═════ RECORDS SHOWN

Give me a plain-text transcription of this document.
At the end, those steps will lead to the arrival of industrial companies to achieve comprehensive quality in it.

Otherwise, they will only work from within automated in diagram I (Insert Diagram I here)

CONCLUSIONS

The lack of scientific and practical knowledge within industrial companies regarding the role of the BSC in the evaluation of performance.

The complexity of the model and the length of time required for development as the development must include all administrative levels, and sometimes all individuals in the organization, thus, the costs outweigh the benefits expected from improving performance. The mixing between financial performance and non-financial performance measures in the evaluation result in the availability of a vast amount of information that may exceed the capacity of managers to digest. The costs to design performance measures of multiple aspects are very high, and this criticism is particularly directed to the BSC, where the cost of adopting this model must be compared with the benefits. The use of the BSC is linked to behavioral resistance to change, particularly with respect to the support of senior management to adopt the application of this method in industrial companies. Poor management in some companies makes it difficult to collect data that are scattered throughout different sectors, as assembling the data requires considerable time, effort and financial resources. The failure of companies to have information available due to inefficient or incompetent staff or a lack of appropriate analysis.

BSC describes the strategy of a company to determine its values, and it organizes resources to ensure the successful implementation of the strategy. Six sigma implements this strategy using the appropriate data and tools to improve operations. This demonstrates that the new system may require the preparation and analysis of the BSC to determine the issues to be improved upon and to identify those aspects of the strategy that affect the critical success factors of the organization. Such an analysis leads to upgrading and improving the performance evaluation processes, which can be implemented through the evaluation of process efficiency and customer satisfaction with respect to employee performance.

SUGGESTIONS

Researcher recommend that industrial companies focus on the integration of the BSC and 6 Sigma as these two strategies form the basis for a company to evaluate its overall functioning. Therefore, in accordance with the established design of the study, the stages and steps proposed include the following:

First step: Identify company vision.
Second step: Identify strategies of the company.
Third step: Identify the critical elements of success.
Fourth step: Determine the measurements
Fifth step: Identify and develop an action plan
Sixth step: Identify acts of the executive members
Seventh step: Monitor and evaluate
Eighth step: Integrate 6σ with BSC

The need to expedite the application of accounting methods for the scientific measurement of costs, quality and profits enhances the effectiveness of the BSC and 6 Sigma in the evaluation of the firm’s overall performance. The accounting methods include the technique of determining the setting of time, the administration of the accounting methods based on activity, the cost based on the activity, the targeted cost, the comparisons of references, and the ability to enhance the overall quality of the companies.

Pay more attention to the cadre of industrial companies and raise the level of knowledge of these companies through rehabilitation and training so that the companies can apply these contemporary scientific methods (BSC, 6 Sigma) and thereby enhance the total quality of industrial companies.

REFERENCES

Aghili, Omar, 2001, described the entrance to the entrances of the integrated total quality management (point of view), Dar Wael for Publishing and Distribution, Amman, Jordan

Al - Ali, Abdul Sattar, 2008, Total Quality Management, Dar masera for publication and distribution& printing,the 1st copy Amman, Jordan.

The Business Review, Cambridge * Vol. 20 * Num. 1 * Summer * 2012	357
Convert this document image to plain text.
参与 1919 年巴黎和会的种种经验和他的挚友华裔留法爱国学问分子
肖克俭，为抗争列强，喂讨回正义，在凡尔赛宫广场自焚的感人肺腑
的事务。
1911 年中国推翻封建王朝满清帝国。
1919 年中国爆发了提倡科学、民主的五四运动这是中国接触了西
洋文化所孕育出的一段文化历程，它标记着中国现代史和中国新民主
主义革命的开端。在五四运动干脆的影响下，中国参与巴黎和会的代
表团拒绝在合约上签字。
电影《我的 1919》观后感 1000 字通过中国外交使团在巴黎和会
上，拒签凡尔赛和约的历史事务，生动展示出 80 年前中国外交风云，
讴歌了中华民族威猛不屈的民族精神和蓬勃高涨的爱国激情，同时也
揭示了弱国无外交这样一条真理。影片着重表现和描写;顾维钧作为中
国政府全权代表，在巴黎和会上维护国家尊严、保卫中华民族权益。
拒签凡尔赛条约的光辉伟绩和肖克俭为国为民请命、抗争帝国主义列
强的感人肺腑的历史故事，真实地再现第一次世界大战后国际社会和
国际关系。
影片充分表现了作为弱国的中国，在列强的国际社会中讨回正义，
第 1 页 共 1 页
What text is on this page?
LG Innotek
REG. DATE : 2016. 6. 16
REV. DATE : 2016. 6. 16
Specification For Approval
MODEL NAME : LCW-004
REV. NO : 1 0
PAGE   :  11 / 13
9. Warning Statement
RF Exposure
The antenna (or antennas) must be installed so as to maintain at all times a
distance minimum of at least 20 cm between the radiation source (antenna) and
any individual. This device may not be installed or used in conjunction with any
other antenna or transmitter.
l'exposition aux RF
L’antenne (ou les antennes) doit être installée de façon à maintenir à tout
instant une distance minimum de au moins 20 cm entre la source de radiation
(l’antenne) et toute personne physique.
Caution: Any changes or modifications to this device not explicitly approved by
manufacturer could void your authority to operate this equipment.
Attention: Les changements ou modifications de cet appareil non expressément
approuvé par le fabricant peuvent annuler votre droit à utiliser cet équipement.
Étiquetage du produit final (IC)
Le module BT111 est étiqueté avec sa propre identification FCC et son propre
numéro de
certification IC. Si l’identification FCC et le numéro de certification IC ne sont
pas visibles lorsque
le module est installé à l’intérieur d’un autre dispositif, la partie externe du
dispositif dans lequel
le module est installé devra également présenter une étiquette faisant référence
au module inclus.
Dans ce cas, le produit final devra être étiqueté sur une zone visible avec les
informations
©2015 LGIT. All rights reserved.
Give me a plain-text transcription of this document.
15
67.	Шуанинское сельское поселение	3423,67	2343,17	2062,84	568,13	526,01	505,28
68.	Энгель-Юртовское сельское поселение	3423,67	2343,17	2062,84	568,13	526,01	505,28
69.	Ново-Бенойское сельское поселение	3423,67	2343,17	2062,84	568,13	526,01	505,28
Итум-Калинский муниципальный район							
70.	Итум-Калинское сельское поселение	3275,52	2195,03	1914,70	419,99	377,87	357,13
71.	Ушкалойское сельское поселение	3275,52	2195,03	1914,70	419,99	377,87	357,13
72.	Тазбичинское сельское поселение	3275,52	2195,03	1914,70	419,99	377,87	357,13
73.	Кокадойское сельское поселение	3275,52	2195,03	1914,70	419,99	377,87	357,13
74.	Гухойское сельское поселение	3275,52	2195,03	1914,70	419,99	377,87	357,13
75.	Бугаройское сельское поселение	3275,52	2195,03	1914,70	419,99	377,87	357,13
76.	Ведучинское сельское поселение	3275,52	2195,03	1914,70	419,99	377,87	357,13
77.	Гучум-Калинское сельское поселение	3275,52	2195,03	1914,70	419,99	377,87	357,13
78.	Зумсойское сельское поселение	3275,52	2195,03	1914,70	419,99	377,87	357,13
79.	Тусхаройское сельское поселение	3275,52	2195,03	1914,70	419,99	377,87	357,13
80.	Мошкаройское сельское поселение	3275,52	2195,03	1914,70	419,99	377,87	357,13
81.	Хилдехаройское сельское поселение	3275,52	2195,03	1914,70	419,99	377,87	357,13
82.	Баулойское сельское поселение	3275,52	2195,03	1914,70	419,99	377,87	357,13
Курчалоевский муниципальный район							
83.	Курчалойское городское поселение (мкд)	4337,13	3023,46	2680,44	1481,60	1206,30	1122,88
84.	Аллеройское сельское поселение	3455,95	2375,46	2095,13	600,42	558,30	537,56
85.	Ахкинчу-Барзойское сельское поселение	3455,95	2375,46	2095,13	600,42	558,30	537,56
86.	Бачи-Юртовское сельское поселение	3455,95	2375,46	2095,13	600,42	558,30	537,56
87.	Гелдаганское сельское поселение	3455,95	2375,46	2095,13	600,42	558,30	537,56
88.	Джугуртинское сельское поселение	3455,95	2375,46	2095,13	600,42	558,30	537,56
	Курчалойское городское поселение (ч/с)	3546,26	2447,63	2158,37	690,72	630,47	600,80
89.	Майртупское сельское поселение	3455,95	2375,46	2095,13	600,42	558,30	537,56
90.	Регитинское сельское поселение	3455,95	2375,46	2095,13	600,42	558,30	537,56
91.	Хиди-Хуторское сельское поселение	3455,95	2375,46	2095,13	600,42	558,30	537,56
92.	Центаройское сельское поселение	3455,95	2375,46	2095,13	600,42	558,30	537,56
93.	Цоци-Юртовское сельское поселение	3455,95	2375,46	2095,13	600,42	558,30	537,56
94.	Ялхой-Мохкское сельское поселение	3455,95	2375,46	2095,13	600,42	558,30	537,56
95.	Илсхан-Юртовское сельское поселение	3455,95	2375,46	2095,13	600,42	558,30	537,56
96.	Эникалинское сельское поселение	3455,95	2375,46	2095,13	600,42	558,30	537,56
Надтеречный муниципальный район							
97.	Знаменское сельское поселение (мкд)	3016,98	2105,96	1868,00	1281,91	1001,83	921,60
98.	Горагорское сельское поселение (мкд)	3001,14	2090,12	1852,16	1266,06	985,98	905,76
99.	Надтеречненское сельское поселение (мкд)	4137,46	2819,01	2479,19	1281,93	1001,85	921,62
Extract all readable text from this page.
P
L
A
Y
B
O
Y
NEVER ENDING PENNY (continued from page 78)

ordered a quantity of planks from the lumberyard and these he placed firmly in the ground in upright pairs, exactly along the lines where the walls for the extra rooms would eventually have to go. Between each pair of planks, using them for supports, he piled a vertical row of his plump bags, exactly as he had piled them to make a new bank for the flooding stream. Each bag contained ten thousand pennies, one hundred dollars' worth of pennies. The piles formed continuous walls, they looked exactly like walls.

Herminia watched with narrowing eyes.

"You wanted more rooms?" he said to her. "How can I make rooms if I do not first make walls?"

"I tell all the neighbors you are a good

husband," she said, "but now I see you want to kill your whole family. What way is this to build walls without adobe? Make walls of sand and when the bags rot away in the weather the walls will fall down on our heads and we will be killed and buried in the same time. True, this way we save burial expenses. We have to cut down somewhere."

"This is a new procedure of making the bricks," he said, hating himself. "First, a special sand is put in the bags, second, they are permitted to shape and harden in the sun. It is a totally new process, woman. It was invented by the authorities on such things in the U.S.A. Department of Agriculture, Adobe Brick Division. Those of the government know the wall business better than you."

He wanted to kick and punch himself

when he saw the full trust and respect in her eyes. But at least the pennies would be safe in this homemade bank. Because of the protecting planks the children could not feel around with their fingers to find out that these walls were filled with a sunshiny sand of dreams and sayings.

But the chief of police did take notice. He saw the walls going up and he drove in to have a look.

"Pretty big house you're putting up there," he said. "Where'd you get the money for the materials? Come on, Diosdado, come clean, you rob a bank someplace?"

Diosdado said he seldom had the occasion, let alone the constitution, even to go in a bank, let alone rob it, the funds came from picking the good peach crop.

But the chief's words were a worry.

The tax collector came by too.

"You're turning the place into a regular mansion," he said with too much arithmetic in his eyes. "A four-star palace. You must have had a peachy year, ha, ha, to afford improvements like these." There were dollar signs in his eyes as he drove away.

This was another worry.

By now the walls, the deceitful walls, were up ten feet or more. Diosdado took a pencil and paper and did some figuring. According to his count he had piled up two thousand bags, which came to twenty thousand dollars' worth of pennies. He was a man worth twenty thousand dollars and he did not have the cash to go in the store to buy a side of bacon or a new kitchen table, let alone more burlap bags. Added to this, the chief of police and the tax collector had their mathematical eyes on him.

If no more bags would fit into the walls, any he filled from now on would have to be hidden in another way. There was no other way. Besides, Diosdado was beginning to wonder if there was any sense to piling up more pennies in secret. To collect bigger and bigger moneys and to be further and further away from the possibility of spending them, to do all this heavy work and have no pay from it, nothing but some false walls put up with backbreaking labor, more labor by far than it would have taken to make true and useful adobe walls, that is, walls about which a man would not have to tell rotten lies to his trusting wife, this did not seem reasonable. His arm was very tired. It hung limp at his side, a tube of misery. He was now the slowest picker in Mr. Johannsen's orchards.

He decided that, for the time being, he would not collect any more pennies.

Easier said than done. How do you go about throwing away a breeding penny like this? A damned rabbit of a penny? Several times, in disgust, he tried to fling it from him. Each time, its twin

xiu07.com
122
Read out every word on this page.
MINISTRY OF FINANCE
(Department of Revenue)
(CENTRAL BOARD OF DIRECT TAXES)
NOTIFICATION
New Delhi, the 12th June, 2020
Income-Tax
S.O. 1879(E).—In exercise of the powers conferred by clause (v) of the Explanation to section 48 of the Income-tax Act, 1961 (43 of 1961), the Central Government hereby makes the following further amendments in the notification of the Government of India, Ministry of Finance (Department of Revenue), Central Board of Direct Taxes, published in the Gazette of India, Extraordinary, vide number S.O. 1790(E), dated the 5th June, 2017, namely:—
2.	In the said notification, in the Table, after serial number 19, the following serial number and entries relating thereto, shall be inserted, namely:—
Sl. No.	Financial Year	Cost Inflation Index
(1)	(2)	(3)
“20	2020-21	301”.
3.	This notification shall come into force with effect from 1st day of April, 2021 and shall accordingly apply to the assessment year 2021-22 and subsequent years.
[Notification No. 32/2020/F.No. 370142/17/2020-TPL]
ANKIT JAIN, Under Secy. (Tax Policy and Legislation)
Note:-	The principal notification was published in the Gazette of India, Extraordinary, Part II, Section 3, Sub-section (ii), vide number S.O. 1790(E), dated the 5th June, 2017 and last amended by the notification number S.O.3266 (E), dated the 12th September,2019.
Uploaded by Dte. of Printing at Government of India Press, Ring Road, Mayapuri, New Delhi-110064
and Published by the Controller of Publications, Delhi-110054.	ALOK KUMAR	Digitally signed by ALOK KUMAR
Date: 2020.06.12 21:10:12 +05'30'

══════════

■ **YOUR GOAL**:
Scan the lines for the string "dispositif". Copy out each line that matches.

■ **TASK RESPONSE**:
le module est installé à l’intérieur d’un autre dispositif, la partie externe du
dispositif dans lequel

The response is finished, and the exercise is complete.